_PROBLEM TO WORK ON_
Rewrite the plan summary from "QNB and the" up to and including "in the plan?", using "accountant" in place of "tax advisor".

_SOURCE DOCUMENT_
★ ★ ★
Who interprets and regulates the plan?

QNB and the plan administrator are authorized to interpret the plan, adopt regulations and take any other action reasonably designed to implement the plan.  Any action taken by QNB or the plan administrator in the good faith exercise of its judgment will be binding on participants.

Federal Income Tax Information

This section discusses the federal income tax information connected with the plan, based on current federal income tax laws applicable to United States citizens or residents.  If federal tax laws change in the future, the following may change and no longer apply.  State, local, foreign and other tax provisions vary and are not covered in this summary.  In any event, you should consult your tax advisor about your particular transactions, especially if you may be covered by other tax rules.

36.

What are the federal income tax consequences of participation in the plan?

For federal income tax purposes, a participant is treated as receiving, on the cash dividend payment date, the full amount of cash dividends allocable to the participant, regardless of whether the dividends are paid in cash, withheld for payment of taxes, or invested in additional shares of common stock under the plan. For income tax purposes, participants will be treated as having received on the dividend payment date a cash dividend in an amount equal to the fair market value on the payment date of the shares acquired with

 

14


 

reinvested funds. The fair market value for tax purposes may differ from the fair market value as defined in the plan.  The per share tax basis of shares acquired for a participant is generally the price per share reported on the periodic statement of account supplied to each participant as reported to the Internal Revenue Service.  In connection with market purchases, the participant also is deemed to have received taxable income in the amount of processing fees (which include any applicable brokerage commissions the plan administrator is required to pay) paid in purchasing shares on the participant’s behalf.  The amounts paid for processing fees are included in the cost basis of shares purchased.  The information return sent to participants and the IRS at year-end, if so required, will show such amounts paid on their behalf.
★ ★ ★
_GIVEN INFORMATION_
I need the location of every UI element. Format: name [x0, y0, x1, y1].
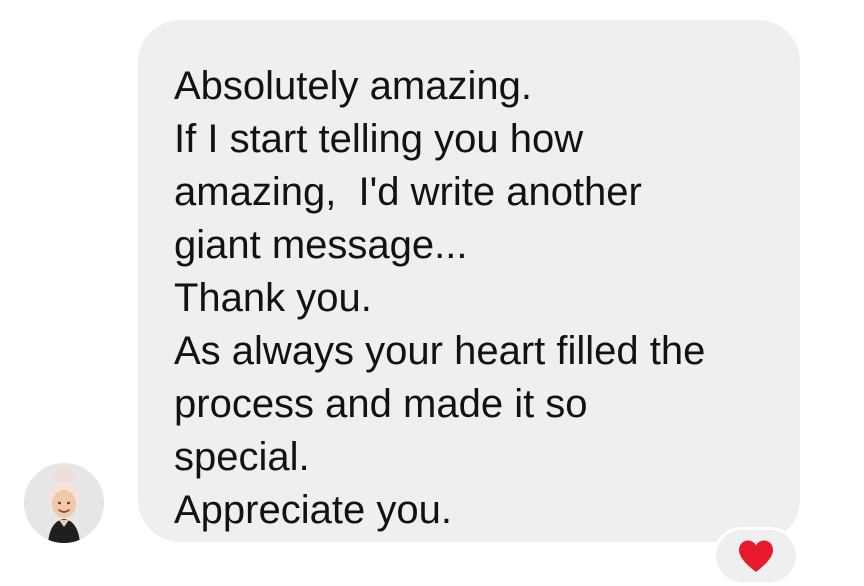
★ ★ ★
_RESULT_
QNB and the plan administrator are authorized to interpret the plan, adopt regulations and take any other action reasonably designed to implement the plan.  Any action taken by QNB or the plan administrator in the good faith exercise of its judgment will be binding on participants.

Federal Income Tax Information

This section discusses the federal income tax information connected with the plan, based on current federal income tax laws applicable to United States citizens or residents.  If federal tax laws change in the future, the following may change and no longer apply.  State, local, foreign and other tax provisions vary and are not covered in this summary.  In any event, you should consult your accountant about your particular transactions, especially if you may be covered by other tax rules.

36.

What are the federal income tax consequences of participation in the plan?